● What you have to do
Count how many lines of the data include "with". The answer is that number and nothing else.

[Some records]
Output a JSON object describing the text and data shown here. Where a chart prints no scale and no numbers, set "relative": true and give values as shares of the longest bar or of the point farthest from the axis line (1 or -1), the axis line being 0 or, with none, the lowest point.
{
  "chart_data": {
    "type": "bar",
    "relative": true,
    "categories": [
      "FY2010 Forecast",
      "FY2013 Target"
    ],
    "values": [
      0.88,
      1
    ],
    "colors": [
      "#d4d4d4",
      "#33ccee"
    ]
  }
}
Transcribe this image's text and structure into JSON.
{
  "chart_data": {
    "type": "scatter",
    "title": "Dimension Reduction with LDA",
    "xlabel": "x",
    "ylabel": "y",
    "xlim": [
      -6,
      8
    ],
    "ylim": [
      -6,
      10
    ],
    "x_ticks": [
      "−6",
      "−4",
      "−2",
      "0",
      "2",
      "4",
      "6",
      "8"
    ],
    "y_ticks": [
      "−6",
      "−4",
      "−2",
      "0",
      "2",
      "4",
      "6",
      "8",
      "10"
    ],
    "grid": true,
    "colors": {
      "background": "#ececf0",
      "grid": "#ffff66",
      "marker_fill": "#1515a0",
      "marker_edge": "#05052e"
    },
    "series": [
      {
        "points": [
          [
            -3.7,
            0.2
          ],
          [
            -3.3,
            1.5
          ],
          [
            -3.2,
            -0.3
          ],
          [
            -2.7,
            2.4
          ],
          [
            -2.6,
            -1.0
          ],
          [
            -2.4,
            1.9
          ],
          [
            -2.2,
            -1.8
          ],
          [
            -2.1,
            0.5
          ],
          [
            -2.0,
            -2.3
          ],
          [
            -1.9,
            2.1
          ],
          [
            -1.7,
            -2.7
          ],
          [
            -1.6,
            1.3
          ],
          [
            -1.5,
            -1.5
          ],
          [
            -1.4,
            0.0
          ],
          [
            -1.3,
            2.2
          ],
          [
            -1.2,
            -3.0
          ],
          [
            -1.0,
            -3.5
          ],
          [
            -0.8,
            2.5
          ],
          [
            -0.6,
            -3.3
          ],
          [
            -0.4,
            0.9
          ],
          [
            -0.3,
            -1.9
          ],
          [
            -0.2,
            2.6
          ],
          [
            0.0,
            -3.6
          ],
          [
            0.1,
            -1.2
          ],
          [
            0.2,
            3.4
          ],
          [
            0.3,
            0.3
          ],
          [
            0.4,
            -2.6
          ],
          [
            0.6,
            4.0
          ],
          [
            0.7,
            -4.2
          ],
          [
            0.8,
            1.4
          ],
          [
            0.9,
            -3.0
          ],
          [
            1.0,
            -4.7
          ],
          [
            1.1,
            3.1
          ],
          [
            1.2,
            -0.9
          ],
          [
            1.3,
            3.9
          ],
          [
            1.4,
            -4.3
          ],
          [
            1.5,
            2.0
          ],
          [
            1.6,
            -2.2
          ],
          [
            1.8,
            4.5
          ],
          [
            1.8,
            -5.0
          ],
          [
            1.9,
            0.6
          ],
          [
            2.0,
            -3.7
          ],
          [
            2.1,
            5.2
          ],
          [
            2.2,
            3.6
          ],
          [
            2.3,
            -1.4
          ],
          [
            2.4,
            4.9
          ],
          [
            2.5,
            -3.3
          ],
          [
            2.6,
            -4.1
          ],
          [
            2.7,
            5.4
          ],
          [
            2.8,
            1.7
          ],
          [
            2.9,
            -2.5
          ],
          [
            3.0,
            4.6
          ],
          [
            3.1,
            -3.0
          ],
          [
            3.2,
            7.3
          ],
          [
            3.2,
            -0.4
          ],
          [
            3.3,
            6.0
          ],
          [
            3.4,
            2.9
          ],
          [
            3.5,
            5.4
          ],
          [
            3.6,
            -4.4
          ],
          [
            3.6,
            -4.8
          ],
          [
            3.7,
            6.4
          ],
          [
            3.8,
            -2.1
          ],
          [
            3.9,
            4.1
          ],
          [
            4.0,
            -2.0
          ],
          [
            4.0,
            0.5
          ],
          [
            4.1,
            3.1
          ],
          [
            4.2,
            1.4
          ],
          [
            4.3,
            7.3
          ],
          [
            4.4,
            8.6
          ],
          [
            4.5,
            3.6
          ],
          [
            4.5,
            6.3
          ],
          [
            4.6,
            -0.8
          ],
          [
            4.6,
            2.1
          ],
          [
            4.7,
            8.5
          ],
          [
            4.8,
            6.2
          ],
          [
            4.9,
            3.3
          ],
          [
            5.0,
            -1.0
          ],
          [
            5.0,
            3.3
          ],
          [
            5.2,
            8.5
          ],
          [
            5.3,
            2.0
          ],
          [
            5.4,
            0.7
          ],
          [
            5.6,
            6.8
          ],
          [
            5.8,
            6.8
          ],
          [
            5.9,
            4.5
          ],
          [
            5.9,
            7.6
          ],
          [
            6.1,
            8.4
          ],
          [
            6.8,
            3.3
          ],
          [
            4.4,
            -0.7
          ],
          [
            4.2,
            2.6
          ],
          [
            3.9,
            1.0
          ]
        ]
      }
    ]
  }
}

● Answer in full
2